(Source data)
* Start *

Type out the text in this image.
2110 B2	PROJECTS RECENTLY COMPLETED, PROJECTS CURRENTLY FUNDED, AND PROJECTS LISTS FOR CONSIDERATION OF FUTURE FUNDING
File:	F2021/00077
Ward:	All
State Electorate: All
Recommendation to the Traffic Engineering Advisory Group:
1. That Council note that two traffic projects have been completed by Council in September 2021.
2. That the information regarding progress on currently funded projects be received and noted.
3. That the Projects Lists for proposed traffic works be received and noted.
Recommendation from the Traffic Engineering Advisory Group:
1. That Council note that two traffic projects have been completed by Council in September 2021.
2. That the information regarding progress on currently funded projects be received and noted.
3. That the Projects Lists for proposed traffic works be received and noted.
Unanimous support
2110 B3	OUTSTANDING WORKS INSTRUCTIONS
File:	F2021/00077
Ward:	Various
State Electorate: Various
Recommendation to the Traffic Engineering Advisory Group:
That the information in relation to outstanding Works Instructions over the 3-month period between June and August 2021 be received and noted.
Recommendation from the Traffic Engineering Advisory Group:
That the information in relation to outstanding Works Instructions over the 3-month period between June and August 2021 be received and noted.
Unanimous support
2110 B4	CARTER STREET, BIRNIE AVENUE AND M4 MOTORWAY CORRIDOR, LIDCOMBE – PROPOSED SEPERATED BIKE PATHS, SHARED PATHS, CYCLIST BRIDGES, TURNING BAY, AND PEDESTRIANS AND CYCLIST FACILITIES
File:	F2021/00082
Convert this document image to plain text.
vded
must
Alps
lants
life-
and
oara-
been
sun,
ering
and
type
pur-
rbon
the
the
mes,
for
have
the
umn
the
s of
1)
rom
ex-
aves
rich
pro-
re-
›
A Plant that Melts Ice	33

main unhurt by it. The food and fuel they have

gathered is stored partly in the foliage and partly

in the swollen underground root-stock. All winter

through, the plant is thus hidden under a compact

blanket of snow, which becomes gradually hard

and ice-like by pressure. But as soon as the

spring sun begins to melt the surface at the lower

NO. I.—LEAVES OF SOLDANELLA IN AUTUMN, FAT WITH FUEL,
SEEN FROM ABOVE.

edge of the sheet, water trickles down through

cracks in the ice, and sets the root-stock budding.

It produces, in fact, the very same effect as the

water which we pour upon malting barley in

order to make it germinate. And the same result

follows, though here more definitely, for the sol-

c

* End *

> _Brief_:
Extract every entry in the listing word for word.

> _The answer_:
Type out the text in this image.
2110 B2	PROJECTS RECENTLY COMPLETED, PROJECTS CURRENTLY FUNDED, AND PROJECTS LISTS FOR CONSIDERATION OF FUTURE FUNDING
File:	F2021/00077
Ward:	All
State Electorate: All
Recommendation to the Traffic Engineering Advisory Group:
1. That Council note that two traffic projects have been completed by Council in September 2021.
2. That the information regarding progress on currently funded projects be received and noted.
3. That the Projects Lists for proposed traffic works be received and noted.
Recommendation from the Traffic Engineering Advisory Group:
1. That Council note that two traffic projects have been completed by Council in September 2021.
2. That the information regarding progress on currently funded projects be received and noted.
3. That the Projects Lists for proposed traffic works be received and noted.
Unanimous support
2110 B3	OUTSTANDING WORKS INSTRUCTIONS
File:	F2021/00077
Ward:	Various
State Electorate: Various
Recommendation to the Traffic Engineering Advisory Group:
That the information in relation to outstanding Works Instructions over the 3-month period between June and August 2021 be received and noted.
Recommendation from the Traffic Engineering Advisory Group:
That the information in relation to outstanding Works Instructions over the 3-month period between June and August 2021 be received and noted.
Unanimous support
2110 B4	CARTER STREET, BIRNIE AVENUE AND M4 MOTORWAY CORRIDOR, LIDCOMBE – PROPOSED SEPERATED BIKE PATHS, SHARED PATHS, CYCLIST BRIDGES, TURNING BAY, AND PEDESTRIANS AND CYCLIST FACILITIES
File:	F2021/00082
Convert this document image to plain text.
vded
must
Alps
lants
life-
and
oara-
been
sun,
ering
and
type
pur-
rbon
the
the
mes,
for
have
the
umn
the
s of
1)
rom
ex-
aves
rich
pro-
re-
›
A Plant that Melts Ice	33

main unhurt by it. The food and fuel they have

gathered is stored partly in the foliage and partly

in the swollen underground root-stock. All winter

through, the plant is thus hidden under a compact

blanket of snow, which becomes gradually hard

and ice-like by pressure. But as soon as the

spring sun begins to melt the surface at the lower

NO. I.—LEAVES OF SOLDANELLA IN AUTUMN, FAT WITH FUEL,
SEEN FROM ABOVE.

edge of the sheet, water trickles down through

cracks in the ice, and sets the root-stock budding.

It produces, in fact, the very same effect as the

water which we pour upon malting barley in

order to make it germinate. And the same result

follows, though here more definitely, for the sol-

c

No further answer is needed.